- **ФРАГМЕНТ СТРАНИЦЫ**:

((

Но что в сущности представляет собой «социализм» Бонапарта? И это ли называется социализмом? Ну нет! Ненависть к буржуазии? Пожалуй. Социализм? Ни в коем случае. Возьмем, например, действительно социалистическое министерство, министерство сельского хозяйства и торговли: он его упразднил. А что же он дал нам взамен? Министерство полиции. Другое социалистическое министерство – это министерство народного образования. Оно сейчас под угрозой. На днях его прикроют. Основа социализма – это образование, бесплатное и обязательное обучение, просвещение: вырастить из детей людей, из людей сделать граждан, разумных, честных, полезных, счастливых граждан. Сначала прогресс умственный, прогресс нравственный, затем прогресс материальный. Прогресс, достигнутый в двух первых областях, сам собою неизбежно приведет к прогрессу материальному. Что же делает Бонапарт? Он повсюду преследует и душит образование. У нас, в нашей сегодняшней Франции, есть пария: это школьный учитель.

Думали ли вы когда-нибудь, что такое школьный учитель, что такое это звание, к которому некогда прибегали тираны, дабы укрыться под ним, подобно тому как преступники укрывались в стенах храма? Думали ли вы когда-нибудь о том, что такое человек, который учит детей? Вы входите в мастерскую каретника, он делает колеса и дышла; вы говорите: «Вот полезный человек!» Вы приходите к ткачу, он выделывает ткани; вы говорите: «Вот поистине неоценимый человек!» Приходите к кузнецу, он кует заступы, молотки, лемеха для плугов; вы говорите: «Вот это нужный человек!» Все эти люди – честные работники, и вы кланяетесь им с уважением. Вы приходите к школьному учителю – поклонитесь ему в пояс; знаете вы, что он делает? Он возделывает умы.

))

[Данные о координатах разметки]
((

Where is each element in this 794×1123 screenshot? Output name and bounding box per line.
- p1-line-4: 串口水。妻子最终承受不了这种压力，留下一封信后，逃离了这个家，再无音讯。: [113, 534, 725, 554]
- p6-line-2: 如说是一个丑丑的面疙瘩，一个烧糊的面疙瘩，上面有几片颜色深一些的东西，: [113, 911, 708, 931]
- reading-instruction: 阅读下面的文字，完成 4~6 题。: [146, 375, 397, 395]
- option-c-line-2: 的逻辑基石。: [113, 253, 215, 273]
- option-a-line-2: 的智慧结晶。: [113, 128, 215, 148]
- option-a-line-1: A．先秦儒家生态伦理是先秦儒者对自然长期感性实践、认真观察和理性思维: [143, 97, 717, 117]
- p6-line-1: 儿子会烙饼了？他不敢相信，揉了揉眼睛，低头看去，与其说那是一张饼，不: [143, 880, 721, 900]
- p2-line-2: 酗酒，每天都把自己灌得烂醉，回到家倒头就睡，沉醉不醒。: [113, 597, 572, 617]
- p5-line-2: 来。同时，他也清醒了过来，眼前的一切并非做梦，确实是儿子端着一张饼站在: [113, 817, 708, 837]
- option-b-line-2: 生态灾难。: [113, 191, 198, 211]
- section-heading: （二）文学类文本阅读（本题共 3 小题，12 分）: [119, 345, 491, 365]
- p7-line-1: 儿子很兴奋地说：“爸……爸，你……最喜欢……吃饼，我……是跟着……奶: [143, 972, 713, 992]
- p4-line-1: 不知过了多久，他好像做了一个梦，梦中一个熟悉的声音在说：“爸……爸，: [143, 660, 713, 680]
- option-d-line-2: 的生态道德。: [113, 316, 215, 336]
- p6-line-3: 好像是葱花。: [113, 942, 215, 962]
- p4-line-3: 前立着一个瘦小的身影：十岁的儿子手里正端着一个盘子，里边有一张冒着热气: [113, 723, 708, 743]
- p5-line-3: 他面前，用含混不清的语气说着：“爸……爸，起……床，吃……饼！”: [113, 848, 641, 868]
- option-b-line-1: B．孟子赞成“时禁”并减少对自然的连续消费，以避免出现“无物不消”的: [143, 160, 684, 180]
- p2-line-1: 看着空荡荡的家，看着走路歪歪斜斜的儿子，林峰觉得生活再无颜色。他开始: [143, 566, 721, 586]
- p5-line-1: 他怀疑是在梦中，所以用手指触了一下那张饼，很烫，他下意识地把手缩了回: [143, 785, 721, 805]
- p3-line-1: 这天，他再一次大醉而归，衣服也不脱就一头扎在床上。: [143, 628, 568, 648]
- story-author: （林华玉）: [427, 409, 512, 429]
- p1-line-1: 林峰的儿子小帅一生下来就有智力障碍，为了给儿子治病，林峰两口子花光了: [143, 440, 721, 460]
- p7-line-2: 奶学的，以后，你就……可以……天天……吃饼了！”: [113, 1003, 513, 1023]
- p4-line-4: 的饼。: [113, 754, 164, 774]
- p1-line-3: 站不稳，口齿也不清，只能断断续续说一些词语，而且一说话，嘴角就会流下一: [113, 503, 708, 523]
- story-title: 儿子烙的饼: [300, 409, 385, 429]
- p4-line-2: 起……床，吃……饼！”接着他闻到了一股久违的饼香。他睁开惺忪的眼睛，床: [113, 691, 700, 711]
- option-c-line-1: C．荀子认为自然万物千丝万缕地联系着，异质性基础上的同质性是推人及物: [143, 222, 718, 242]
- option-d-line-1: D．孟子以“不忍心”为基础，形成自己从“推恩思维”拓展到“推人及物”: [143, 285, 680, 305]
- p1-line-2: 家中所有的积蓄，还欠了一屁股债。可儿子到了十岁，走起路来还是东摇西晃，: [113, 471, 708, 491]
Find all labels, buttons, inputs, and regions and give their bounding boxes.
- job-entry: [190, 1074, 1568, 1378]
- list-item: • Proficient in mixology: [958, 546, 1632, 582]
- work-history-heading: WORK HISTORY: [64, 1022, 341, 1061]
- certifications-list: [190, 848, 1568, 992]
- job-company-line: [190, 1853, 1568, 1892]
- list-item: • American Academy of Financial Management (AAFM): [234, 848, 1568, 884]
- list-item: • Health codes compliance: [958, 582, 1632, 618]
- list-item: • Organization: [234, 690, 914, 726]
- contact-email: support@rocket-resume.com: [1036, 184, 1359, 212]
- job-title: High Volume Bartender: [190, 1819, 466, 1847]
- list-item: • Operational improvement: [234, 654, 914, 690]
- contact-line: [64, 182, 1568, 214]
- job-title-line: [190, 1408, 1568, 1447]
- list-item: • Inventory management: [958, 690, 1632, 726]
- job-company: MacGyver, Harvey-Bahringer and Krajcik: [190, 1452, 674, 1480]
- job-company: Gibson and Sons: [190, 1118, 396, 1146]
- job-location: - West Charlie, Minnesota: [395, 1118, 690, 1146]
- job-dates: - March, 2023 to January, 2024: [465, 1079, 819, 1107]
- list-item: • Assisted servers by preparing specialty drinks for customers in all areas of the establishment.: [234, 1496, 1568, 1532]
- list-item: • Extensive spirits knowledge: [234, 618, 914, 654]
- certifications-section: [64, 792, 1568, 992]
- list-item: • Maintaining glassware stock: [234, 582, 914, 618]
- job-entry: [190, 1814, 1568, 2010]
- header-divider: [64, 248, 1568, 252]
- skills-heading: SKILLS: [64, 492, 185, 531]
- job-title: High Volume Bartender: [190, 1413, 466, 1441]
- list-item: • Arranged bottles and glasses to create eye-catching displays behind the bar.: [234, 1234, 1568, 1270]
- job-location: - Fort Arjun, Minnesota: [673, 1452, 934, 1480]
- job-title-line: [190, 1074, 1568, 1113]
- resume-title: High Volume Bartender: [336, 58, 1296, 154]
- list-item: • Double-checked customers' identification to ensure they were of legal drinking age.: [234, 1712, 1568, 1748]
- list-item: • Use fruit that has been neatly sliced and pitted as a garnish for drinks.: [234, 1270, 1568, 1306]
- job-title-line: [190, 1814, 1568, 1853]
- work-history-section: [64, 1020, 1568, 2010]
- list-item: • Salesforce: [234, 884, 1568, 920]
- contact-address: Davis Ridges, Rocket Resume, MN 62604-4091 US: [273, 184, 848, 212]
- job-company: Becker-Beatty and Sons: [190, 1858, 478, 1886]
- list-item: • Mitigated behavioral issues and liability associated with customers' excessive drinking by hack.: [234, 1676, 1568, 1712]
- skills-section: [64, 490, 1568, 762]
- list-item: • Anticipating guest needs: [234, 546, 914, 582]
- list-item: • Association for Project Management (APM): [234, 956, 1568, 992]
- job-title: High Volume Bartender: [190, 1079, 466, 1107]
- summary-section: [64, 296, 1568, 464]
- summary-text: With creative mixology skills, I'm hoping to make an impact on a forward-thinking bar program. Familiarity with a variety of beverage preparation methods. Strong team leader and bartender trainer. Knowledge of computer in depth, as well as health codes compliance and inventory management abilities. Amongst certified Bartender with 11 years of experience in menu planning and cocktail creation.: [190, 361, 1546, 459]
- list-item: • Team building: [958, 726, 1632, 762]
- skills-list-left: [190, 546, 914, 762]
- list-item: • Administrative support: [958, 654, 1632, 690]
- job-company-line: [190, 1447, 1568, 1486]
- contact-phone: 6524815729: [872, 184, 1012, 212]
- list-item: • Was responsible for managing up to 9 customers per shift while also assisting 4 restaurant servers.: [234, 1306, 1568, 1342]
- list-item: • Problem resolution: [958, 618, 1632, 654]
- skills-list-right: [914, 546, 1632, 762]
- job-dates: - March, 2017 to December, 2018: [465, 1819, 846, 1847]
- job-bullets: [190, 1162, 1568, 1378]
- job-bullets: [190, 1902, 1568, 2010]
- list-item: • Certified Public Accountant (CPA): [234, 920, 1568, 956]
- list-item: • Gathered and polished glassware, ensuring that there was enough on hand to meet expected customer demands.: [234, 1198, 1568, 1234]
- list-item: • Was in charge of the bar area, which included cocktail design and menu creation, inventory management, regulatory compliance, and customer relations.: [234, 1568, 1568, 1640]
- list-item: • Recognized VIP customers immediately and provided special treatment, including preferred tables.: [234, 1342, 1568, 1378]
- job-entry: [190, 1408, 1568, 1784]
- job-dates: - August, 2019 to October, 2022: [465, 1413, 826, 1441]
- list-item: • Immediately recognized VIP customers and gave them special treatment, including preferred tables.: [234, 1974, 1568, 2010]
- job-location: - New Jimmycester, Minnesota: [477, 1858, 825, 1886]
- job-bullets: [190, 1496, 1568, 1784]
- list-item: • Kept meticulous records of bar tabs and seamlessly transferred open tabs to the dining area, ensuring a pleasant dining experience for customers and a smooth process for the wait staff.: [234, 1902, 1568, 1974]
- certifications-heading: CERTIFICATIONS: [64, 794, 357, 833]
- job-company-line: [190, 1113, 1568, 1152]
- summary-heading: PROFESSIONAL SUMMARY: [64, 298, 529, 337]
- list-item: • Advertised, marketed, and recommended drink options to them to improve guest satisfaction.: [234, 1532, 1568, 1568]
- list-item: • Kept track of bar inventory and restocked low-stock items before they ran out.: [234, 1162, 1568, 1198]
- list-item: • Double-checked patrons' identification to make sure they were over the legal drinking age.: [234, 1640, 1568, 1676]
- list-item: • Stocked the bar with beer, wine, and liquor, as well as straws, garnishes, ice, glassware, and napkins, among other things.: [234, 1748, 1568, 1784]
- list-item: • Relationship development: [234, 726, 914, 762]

))

- **ЗАДАНИЯ**:
• A. Перепишите из фрагмента о Бонапарте слово в слово отрывок от «Думали ли вы когда-нибудь, что» до «Он возделывает умы.».
• B. Какое министерство, по словам фрагмента о Бонапарте, он упразднил?
Эти данные никак не связаны с фрагментом.

- **ОТВЕТЫ К ЗАДАНИЯМ**:
• A.
Думали ли вы когда-нибудь, что такое школьный учитель, что такое это звание, к которому некогда прибегали тираны, дабы укрыться под ним, подобно тому как преступники укрывались в стенах храма? Думали ли вы когда-нибудь о том, что такое человек, который учит детей? Вы входите в мастерскую каретника, он делает колеса и дышла; вы говорите: «Вот полезный человек!» Вы приходите к ткачу, он выделывает ткани; вы говорите: «Вот поистине неоценимый человек!» Приходите к кузнецу, он кует заступы, молотки, лемеха для плугов; вы говорите: «Вот это нужный человек!» Все эти люди – честные работники, и вы кланяетесь им с уважением. Вы приходите к школьному учителю – поклонитесь ему в пояс; знаете вы, что он делает? Он возделывает умы.

• B. Министерство сельского хозяйства и торговли.